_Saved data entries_

=====

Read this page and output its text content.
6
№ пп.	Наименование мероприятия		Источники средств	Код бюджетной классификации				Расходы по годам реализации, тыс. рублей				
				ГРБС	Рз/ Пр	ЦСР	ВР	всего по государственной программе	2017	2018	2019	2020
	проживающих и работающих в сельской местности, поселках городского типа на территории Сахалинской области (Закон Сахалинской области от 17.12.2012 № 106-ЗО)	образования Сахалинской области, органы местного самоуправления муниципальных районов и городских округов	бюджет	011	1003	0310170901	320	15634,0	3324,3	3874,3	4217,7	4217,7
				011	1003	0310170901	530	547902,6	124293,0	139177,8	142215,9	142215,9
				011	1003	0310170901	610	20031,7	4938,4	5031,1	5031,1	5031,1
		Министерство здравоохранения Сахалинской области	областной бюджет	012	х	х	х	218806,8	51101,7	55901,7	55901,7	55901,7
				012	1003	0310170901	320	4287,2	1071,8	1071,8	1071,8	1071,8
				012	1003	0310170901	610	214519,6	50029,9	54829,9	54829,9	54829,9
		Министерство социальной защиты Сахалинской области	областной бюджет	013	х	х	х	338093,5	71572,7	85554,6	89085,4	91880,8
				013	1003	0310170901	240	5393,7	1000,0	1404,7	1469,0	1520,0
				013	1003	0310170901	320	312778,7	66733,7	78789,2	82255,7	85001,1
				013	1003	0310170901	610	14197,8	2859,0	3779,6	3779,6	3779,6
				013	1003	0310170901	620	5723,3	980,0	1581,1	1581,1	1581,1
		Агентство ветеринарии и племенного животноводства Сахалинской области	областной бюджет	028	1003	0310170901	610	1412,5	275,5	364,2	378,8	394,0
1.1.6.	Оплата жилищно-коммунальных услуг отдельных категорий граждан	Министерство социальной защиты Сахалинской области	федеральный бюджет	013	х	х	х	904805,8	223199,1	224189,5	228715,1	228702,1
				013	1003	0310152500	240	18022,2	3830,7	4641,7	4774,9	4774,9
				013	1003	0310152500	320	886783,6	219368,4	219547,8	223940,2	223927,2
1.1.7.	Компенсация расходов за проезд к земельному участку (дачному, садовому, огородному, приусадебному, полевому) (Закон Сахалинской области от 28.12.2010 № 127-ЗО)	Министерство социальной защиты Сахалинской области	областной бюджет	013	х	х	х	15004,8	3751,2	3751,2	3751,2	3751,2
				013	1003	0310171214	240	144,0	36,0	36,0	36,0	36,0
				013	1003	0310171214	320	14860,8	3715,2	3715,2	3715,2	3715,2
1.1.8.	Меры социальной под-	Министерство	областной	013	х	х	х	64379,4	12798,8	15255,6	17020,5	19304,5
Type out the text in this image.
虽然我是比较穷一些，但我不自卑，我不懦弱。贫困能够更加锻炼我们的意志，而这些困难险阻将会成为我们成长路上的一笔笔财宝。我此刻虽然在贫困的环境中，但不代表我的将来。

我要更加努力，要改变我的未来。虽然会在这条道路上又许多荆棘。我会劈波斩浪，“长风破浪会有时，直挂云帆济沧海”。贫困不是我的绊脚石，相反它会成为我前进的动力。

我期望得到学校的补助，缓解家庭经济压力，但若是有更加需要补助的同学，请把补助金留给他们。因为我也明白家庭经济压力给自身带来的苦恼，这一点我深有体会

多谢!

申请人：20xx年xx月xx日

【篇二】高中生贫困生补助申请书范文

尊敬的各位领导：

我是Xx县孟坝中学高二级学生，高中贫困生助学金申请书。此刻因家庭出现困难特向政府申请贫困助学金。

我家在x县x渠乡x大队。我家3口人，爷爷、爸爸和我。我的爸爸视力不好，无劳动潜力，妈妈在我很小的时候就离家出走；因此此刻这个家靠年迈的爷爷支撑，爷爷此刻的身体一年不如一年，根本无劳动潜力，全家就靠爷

=====

_What to work on_
Retype all of the entries precisely as they are.

_Result of this task_
Read this page and output its text content.
6
№ пп.	Наименование мероприятия		Источники средств	Код бюджетной классификации				Расходы по годам реализации, тыс. рублей				
				ГРБС	Рз/ Пр	ЦСР	ВР	всего по государственной программе	2017	2018	2019	2020
	проживающих и работающих в сельской местности, поселках городского типа на территории Сахалинской области (Закон Сахалинской области от 17.12.2012 № 106-ЗО)	образования Сахалинской области, органы местного самоуправления муниципальных районов и городских округов	бюджет	011	1003	0310170901	320	15634,0	3324,3	3874,3	4217,7	4217,7
				011	1003	0310170901	530	547902,6	124293,0	139177,8	142215,9	142215,9
				011	1003	0310170901	610	20031,7	4938,4	5031,1	5031,1	5031,1
		Министерство здравоохранения Сахалинской области	областной бюджет	012	х	х	х	218806,8	51101,7	55901,7	55901,7	55901,7
				012	1003	0310170901	320	4287,2	1071,8	1071,8	1071,8	1071,8
				012	1003	0310170901	610	214519,6	50029,9	54829,9	54829,9	54829,9
		Министерство социальной защиты Сахалинской области	областной бюджет	013	х	х	х	338093,5	71572,7	85554,6	89085,4	91880,8
				013	1003	0310170901	240	5393,7	1000,0	1404,7	1469,0	1520,0
				013	1003	0310170901	320	312778,7	66733,7	78789,2	82255,7	85001,1
				013	1003	0310170901	610	14197,8	2859,0	3779,6	3779,6	3779,6
				013	1003	0310170901	620	5723,3	980,0	1581,1	1581,1	1581,1
		Агентство ветеринарии и племенного животноводства Сахалинской области	областной бюджет	028	1003	0310170901	610	1412,5	275,5	364,2	378,8	394,0
1.1.6.	Оплата жилищно-коммунальных услуг отдельных категорий граждан	Министерство социальной защиты Сахалинской области	федеральный бюджет	013	х	х	х	904805,8	223199,1	224189,5	228715,1	228702,1
				013	1003	0310152500	240	18022,2	3830,7	4641,7	4774,9	4774,9
				013	1003	0310152500	320	886783,6	219368,4	219547,8	223940,2	223927,2
1.1.7.	Компенсация расходов за проезд к земельному участку (дачному, садовому, огородному, приусадебному, полевому) (Закон Сахалинской области от 28.12.2010 № 127-ЗО)	Министерство социальной защиты Сахалинской области	областной бюджет	013	х	х	х	15004,8	3751,2	3751,2	3751,2	3751,2
				013	1003	0310171214	240	144,0	36,0	36,0	36,0	36,0
				013	1003	0310171214	320	14860,8	3715,2	3715,2	3715,2	3715,2
1.1.8.	Меры социальной под-	Министерство	областной	013	х	х	х	64379,4	12798,8	15255,6	17020,5	19304,5
Type out the text in this image.
虽然我是比较穷一些，但我不自卑，我不懦弱。贫困能够更加锻炼我们的意志，而这些困难险阻将会成为我们成长路上的一笔笔财宝。我此刻虽然在贫困的环境中，但不代表我的将来。

我要更加努力，要改变我的未来。虽然会在这条道路上又许多荆棘。我会劈波斩浪，“长风破浪会有时，直挂云帆济沧海”。贫困不是我的绊脚石，相反它会成为我前进的动力。

我期望得到学校的补助，缓解家庭经济压力，但若是有更加需要补助的同学，请把补助金留给他们。因为我也明白家庭经济压力给自身带来的苦恼，这一点我深有体会

多谢!

申请人：20xx年xx月xx日

【篇二】高中生贫困生补助申请书范文

尊敬的各位领导：

我是Xx县孟坝中学高二级学生，高中贫困生助学金申请书。此刻因家庭出现困难特向政府申请贫困助学金。

我家在x县x渠乡x大队。我家3口人，爷爷、爸爸和我。我的爸爸视力不好，无劳动潜力，妈妈在我很小的时候就离家出走；因此此刻这个家靠年迈的爷爷支撑，爷爷此刻的身体一年不如一年，根本无劳动潜力，全家就靠爷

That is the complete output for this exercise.